◆ Task directions
All of the material below is to be returned exactly.

◆ Figure collection entries

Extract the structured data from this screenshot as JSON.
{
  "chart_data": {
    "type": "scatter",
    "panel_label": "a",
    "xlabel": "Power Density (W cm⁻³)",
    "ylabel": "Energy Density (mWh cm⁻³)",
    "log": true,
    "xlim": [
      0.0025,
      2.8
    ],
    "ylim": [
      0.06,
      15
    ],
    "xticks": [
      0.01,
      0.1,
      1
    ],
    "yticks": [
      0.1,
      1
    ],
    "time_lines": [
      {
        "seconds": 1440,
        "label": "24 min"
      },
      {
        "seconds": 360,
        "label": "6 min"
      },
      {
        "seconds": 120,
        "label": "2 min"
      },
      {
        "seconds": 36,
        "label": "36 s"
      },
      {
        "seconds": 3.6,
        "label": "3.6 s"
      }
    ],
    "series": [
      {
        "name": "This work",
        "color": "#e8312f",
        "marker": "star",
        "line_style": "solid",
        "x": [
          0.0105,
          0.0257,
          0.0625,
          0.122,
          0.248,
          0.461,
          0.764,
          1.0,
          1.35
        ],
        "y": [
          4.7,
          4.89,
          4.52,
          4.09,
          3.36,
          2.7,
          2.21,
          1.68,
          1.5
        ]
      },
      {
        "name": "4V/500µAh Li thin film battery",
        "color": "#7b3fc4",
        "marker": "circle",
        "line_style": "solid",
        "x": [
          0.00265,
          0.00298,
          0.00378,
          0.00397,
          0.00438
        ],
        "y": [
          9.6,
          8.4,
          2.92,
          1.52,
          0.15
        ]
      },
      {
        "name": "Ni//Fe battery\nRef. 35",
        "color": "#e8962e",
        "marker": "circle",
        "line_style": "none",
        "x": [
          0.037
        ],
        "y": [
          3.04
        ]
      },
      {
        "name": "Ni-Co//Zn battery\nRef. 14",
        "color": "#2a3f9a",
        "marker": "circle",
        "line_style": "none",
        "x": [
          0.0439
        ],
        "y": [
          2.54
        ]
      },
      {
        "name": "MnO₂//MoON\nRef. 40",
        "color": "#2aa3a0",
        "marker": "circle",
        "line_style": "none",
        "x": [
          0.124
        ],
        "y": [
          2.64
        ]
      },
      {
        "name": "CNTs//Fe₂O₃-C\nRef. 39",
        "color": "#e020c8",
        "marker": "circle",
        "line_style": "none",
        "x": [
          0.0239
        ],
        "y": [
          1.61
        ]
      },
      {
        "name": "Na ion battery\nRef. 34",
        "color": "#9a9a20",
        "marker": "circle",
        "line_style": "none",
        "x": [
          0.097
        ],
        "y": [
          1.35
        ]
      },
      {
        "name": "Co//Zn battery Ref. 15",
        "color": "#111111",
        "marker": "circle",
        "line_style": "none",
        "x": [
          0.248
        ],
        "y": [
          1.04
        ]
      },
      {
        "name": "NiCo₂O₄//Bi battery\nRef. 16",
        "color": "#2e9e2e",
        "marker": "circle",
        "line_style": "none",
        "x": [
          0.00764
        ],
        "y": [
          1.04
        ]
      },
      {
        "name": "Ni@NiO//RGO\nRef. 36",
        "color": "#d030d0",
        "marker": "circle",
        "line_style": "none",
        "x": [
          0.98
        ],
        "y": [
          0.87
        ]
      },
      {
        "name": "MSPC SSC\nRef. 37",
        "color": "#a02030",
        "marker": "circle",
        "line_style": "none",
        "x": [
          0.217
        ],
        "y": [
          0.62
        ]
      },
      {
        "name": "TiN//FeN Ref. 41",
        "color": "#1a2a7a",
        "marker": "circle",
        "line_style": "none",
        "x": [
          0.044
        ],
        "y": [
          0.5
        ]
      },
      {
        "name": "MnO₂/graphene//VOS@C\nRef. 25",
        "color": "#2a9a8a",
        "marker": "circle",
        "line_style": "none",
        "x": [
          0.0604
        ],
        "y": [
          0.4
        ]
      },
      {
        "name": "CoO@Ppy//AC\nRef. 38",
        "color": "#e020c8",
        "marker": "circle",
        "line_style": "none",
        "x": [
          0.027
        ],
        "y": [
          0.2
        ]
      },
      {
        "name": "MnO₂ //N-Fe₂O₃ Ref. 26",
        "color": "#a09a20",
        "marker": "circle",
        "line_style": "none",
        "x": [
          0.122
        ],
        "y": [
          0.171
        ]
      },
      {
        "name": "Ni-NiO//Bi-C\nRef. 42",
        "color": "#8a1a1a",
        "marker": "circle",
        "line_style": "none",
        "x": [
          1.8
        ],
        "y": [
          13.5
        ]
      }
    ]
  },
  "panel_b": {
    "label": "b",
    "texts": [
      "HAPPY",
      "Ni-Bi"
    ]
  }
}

◆ Task result
Extract the structured data from this screenshot as JSON.
{
  "chart_data": {
    "type": "scatter",
    "panel_label": "a",
    "xlabel": "Power Density (W cm⁻³)",
    "ylabel": "Energy Density (mWh cm⁻³)",
    "log": true,
    "xlim": [
      0.0025,
      2.8
    ],
    "ylim": [
      0.06,
      15
    ],
    "xticks": [
      0.01,
      0.1,
      1
    ],
    "yticks": [
      0.1,
      1
    ],
    "time_lines": [
      {
        "seconds": 1440,
        "label": "24 min"
      },
      {
        "seconds": 360,
        "label": "6 min"
      },
      {
        "seconds": 120,
        "label": "2 min"
      },
      {
        "seconds": 36,
        "label": "36 s"
      },
      {
        "seconds": 3.6,
        "label": "3.6 s"
      }
    ],
    "series": [
      {
        "name": "This work",
        "color": "#e8312f",
        "marker": "star",
        "line_style": "solid",
        "x": [
          0.0105,
          0.0257,
          0.0625,
          0.122,
          0.248,
          0.461,
          0.764,
          1.0,
          1.35
        ],
        "y": [
          4.7,
          4.89,
          4.52,
          4.09,
          3.36,
          2.7,
          2.21,
          1.68,
          1.5
        ]
      },
      {
        "name": "4V/500µAh Li thin film battery",
        "color": "#7b3fc4",
        "marker": "circle",
        "line_style": "solid",
        "x": [
          0.00265,
          0.00298,
          0.00378,
          0.00397,
          0.00438
        ],
        "y": [
          9.6,
          8.4,
          2.92,
          1.52,
          0.15
        ]
      },
      {
        "name": "Ni//Fe battery\nRef. 35",
        "color": "#e8962e",
        "marker": "circle",
        "line_style": "none",
        "x": [
          0.037
        ],
        "y": [
          3.04
        ]
      },
      {
        "name": "Ni-Co//Zn battery\nRef. 14",
        "color": "#2a3f9a",
        "marker": "circle",
        "line_style": "none",
        "x": [
          0.0439
        ],
        "y": [
          2.54
        ]
      },
      {
        "name": "MnO₂//MoON\nRef. 40",
        "color": "#2aa3a0",
        "marker": "circle",
        "line_style": "none",
        "x": [
          0.124
        ],
        "y": [
          2.64
        ]
      },
      {
        "name": "CNTs//Fe₂O₃-C\nRef. 39",
        "color": "#e020c8",
        "marker": "circle",
        "line_style": "none",
        "x": [
          0.0239
        ],
        "y": [
          1.61
        ]
      },
      {
        "name": "Na ion battery\nRef. 34",
        "color": "#9a9a20",
        "marker": "circle",
        "line_style": "none",
        "x": [
          0.097
        ],
        "y": [
          1.35
        ]
      },
      {
        "name": "Co//Zn battery Ref. 15",
        "color": "#111111",
        "marker": "circle",
        "line_style": "none",
        "x": [
          0.248
        ],
        "y": [
          1.04
        ]
      },
      {
        "name": "NiCo₂O₄//Bi battery\nRef. 16",
        "color": "#2e9e2e",
        "marker": "circle",
        "line_style": "none",
        "x": [
          0.00764
        ],
        "y": [
          1.04
        ]
      },
      {
        "name": "Ni@NiO//RGO\nRef. 36",
        "color": "#d030d0",
        "marker": "circle",
        "line_style": "none",
        "x": [
          0.98
        ],
        "y": [
          0.87
        ]
      },
      {
        "name": "MSPC SSC\nRef. 37",
        "color": "#a02030",
        "marker": "circle",
        "line_style": "none",
        "x": [
          0.217
        ],
        "y": [
          0.62
        ]
      },
      {
        "name": "TiN//FeN Ref. 41",
        "color": "#1a2a7a",
        "marker": "circle",
        "line_style": "none",
        "x": [
          0.044
        ],
        "y": [
          0.5
        ]
      },
      {
        "name": "MnO₂/graphene//VOS@C\nRef. 25",
        "color": "#2a9a8a",
        "marker": "circle",
        "line_style": "none",
        "x": [
          0.0604
        ],
        "y": [
          0.4
        ]
      },
      {
        "name": "CoO@Ppy//AC\nRef. 38",
        "color": "#e020c8",
        "marker": "circle",
        "line_style": "none",
        "x": [
          0.027
        ],
        "y": [
          0.2
        ]
      },
      {
        "name": "MnO₂ //N-Fe₂O₃ Ref. 26",
        "color": "#a09a20",
        "marker": "circle",
        "line_style": "none",
        "x": [
          0.122
        ],
        "y": [
          0.171
        ]
      },
      {
        "name": "Ni-NiO//Bi-C\nRef. 42",
        "color": "#8a1a1a",
        "marker": "circle",
        "line_style": "none",
        "x": [
          1.8
        ],
        "y": [
          13.5
        ]
      }
    ]
  },
  "panel_b": {
    "label": "b",
    "texts": [
      "HAPPY",
      "Ni-Bi"
    ]
  }
}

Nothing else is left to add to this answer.